**OBJECTIVE:**
Extract the lines of the material from the one containing "family-christmas-photo [560,1112,1165,1502]" through the one containing "list-item: • Worked", and reproduce them without any change.

# Start of DATA FOR PROCESSING

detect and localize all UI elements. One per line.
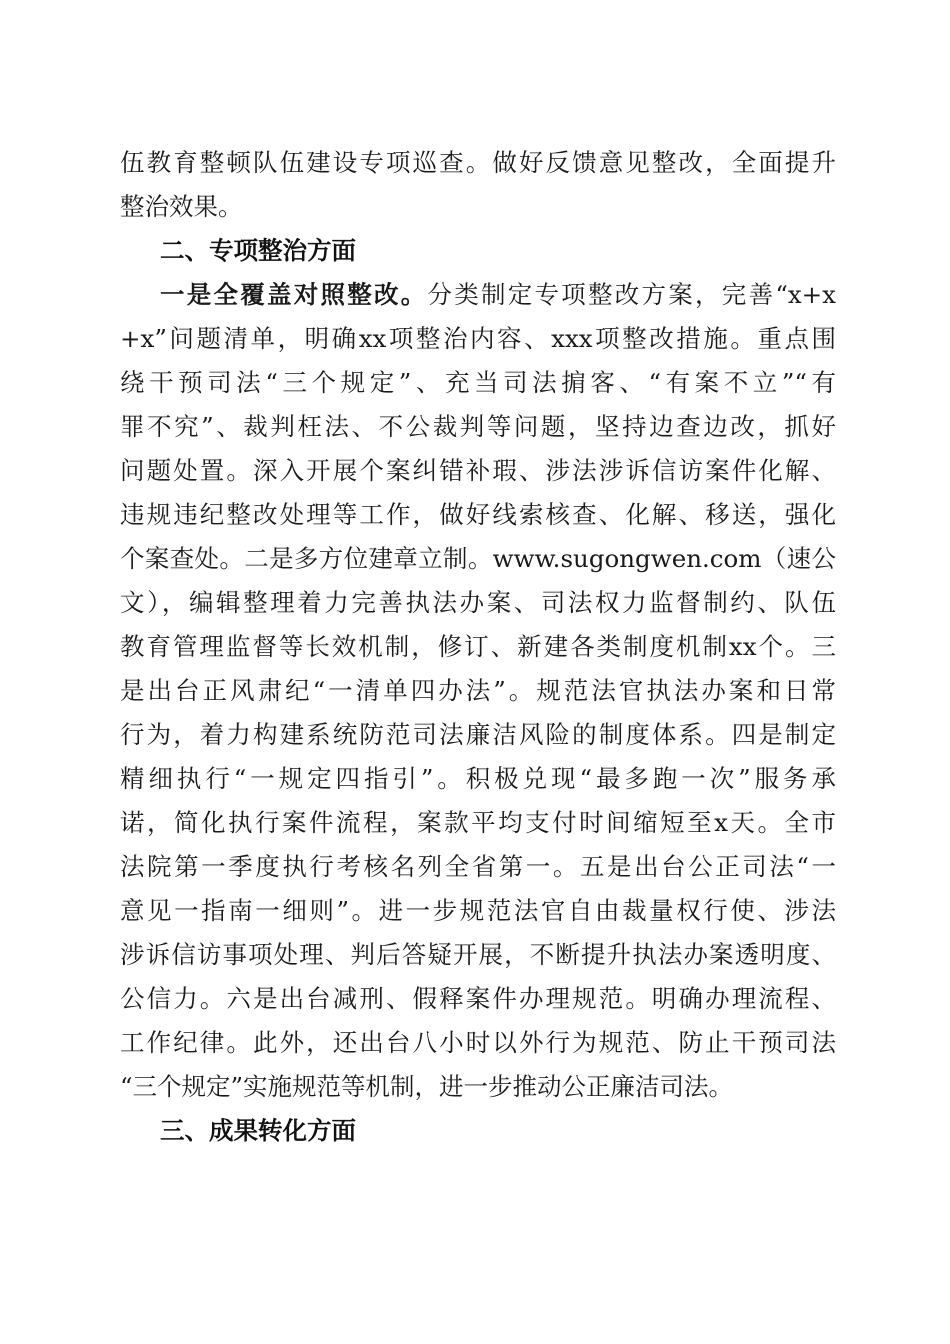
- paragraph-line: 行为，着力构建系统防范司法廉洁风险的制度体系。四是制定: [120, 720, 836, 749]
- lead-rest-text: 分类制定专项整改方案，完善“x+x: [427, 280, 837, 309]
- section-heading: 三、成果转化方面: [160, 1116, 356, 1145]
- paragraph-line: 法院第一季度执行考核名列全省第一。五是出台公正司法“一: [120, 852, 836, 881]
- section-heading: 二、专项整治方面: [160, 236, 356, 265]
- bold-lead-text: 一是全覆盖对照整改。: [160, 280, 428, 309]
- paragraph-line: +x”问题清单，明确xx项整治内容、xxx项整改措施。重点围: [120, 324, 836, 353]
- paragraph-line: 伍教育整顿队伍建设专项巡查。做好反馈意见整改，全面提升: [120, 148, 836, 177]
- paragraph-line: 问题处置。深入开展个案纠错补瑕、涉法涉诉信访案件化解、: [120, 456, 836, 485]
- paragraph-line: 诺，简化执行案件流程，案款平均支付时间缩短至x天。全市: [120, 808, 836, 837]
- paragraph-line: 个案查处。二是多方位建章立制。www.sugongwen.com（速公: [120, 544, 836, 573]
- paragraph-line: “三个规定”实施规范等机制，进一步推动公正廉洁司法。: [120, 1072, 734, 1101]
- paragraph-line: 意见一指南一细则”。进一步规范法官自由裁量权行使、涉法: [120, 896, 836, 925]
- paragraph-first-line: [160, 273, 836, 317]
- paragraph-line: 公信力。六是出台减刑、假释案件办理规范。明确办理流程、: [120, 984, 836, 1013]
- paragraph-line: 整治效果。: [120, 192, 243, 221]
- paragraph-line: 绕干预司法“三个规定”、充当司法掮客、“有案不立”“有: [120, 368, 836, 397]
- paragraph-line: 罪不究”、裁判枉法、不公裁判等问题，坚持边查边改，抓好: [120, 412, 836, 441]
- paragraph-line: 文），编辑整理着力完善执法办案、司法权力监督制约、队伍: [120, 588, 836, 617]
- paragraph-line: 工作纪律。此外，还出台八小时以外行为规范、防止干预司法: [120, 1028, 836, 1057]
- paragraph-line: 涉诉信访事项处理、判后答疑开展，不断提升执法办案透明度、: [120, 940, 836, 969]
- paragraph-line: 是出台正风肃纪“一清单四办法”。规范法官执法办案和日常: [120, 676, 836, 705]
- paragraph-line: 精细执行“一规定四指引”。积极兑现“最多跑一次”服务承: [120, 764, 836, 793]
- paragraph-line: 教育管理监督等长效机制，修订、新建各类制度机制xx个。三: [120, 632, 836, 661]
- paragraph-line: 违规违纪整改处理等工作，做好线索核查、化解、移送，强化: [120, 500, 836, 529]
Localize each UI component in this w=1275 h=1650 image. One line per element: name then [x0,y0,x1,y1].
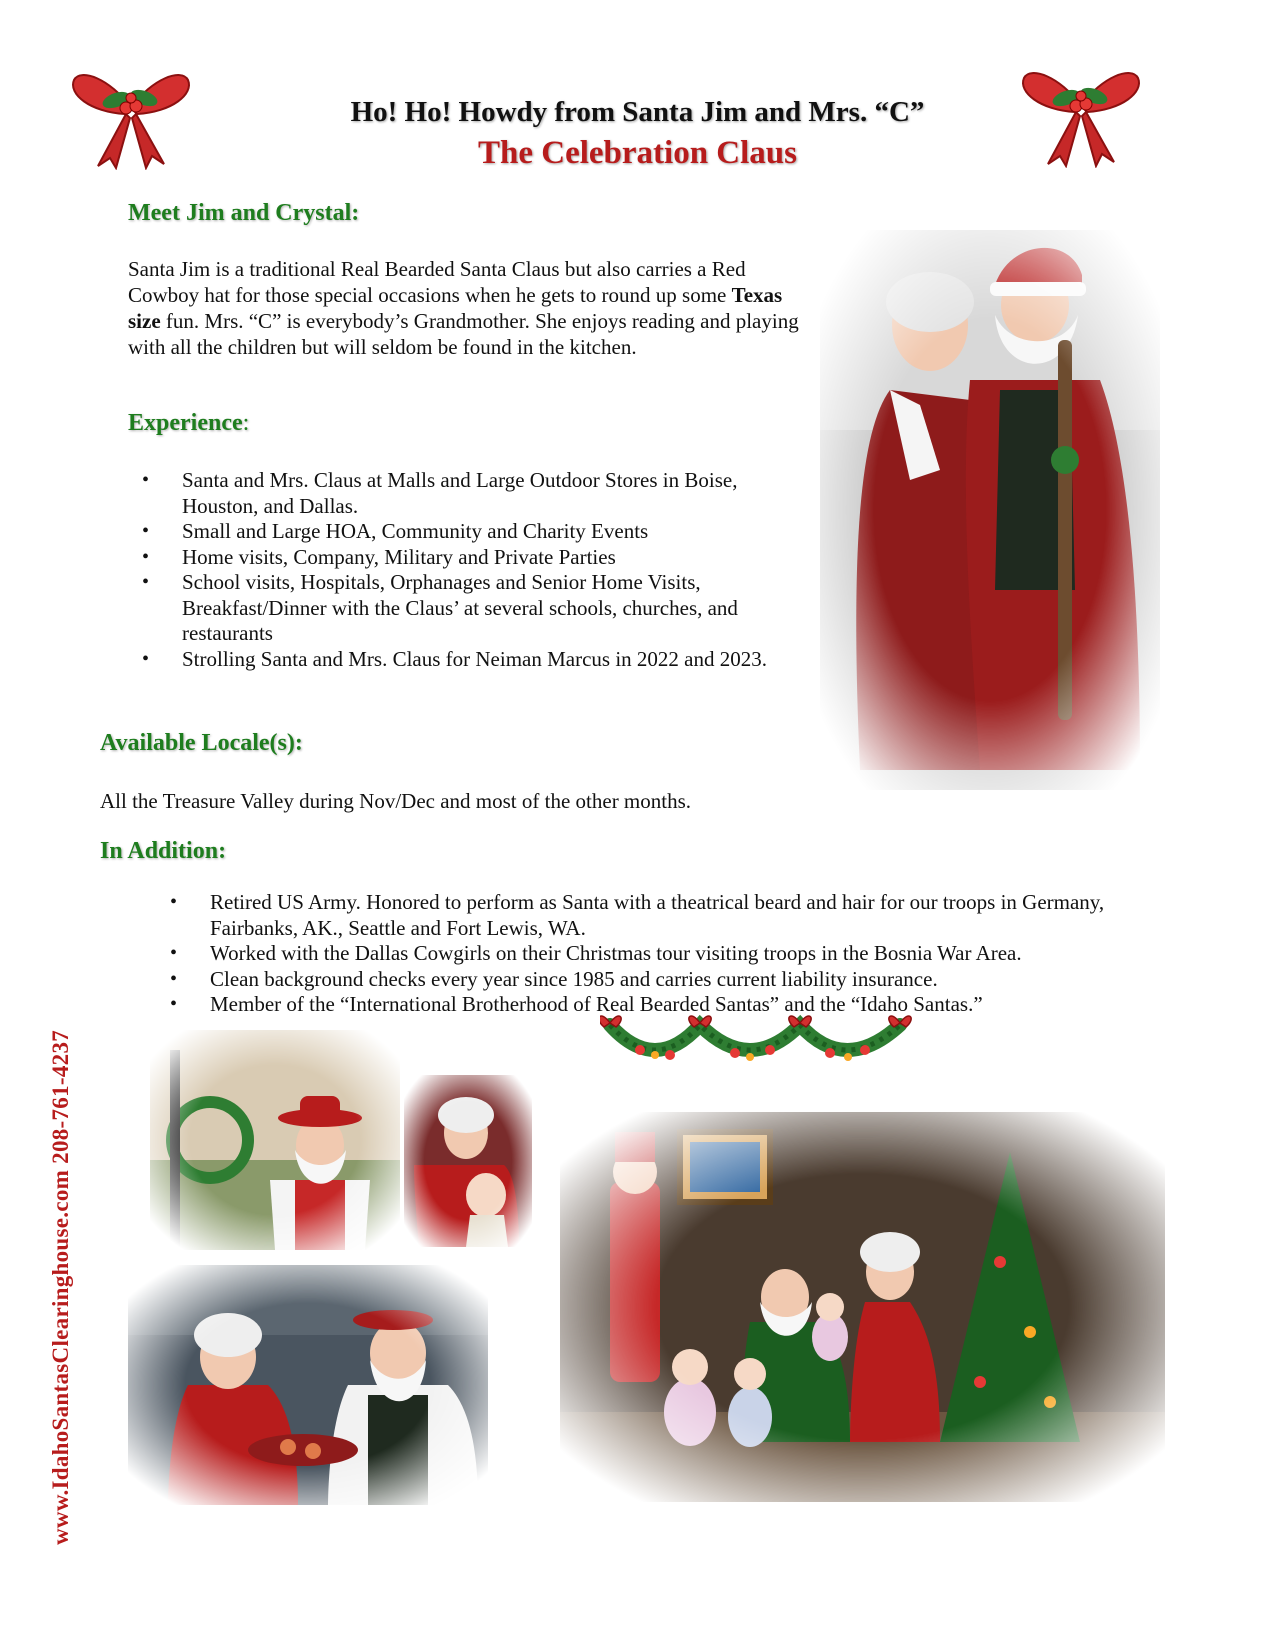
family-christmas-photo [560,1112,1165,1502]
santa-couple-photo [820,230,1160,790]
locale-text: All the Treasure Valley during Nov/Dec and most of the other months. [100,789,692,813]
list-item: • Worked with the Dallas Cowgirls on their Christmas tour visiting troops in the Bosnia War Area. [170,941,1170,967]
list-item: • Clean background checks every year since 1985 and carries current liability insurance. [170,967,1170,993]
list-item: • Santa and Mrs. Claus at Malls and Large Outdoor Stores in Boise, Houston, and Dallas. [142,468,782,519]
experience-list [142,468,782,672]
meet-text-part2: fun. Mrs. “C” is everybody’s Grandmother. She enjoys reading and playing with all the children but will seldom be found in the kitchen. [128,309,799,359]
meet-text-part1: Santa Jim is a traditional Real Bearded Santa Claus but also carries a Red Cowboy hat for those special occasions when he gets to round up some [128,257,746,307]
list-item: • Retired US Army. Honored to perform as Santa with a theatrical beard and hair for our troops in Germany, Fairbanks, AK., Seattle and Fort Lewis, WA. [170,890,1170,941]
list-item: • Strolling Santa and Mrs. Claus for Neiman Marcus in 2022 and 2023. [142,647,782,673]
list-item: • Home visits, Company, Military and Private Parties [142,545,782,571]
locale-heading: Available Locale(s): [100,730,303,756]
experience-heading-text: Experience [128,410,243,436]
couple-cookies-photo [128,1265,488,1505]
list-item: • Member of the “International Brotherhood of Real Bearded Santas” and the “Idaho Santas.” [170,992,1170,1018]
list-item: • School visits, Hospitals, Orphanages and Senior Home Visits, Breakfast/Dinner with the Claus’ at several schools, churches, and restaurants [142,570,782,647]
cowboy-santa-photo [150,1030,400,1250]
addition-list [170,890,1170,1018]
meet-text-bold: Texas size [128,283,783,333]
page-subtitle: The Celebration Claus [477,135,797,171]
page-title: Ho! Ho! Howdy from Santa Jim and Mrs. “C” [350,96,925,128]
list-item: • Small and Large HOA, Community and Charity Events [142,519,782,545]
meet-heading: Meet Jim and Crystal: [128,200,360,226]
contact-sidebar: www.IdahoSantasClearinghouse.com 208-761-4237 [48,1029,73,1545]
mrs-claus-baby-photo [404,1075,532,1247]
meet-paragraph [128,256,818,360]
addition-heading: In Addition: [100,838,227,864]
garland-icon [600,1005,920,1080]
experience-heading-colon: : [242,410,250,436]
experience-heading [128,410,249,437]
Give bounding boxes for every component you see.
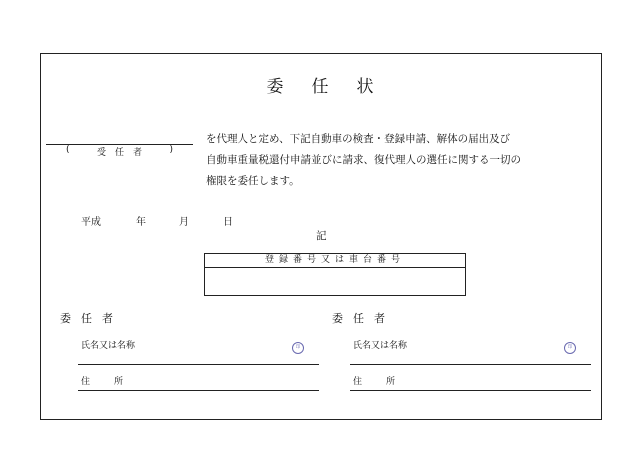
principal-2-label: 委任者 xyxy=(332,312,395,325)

# End of DATA FOR PROCESSING

**EXERCISE SOLUTION:**
family-christmas-photo [560,1112,1165,1502]
santa-couple-photo [820,230,1160,790]
locale-text: All the Treasure Valley during Nov/Dec and most of the other months. [100,789,692,813]
list-item: • Worked with the Dallas Cowgirls on their Christmas tour visiting troops in the Bosnia War Area. [170,941,1170,967]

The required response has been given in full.